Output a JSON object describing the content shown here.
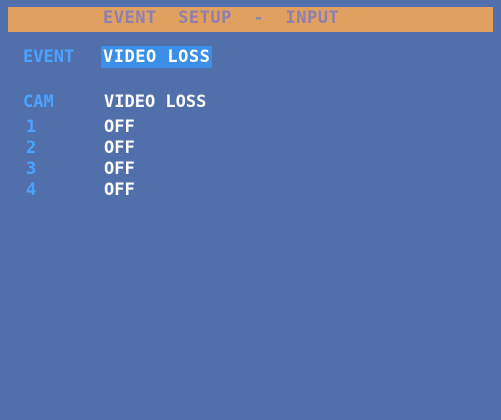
{
  "header": {
    "title": "EVENT  SETUP  -  INPUT"
  },
  "event": {
    "label": "EVENT",
    "value": "VIDEO LOSS"
  },
  "table": {
    "columns": [
      "CAM",
      "VIDEO LOSS"
    ],
    "rows": [
      {
        "cam": "1",
        "state": "OFF"
      },
      {
        "cam": "2",
        "state": "OFF"
      },
      {
        "cam": "3",
        "state": "OFF"
      },
      {
        "cam": "4",
        "state": "OFF"
      }
    ]
  },
  "colors": {
    "background": "#516fab",
    "title_bar": "#e0a060",
    "title_text": "#8f7fae",
    "label_blue": "#4aa3ff",
    "highlight": "#3b8fe8",
    "value_text": "#ffffff"
  }
}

^^^^^^^^

Stated problem. Do not include the images; transcribe the rest of the listing exactly.

Complete answer.
Output a JSON object describing the content shown here.
{
  "header": {
    "title": "EVENT  SETUP  -  INPUT"
  },
  "event": {
    "label": "EVENT",
    "value": "VIDEO LOSS"
  },
  "table": {
    "columns": [
      "CAM",
      "VIDEO LOSS"
    ],
    "rows": [
      {
        "cam": "1",
        "state": "OFF"
      },
      {
        "cam": "2",
        "state": "OFF"
      },
      {
        "cam": "3",
        "state": "OFF"
      },
      {
        "cam": "4",
        "state": "OFF"
      }
    ]
  },
  "colors": {
    "background": "#516fab",
    "title_bar": "#e0a060",
    "title_text": "#8f7fae",
    "label_blue": "#4aa3ff",
    "highlight": "#3b8fe8",
    "value_text": "#ffffff"
  }
}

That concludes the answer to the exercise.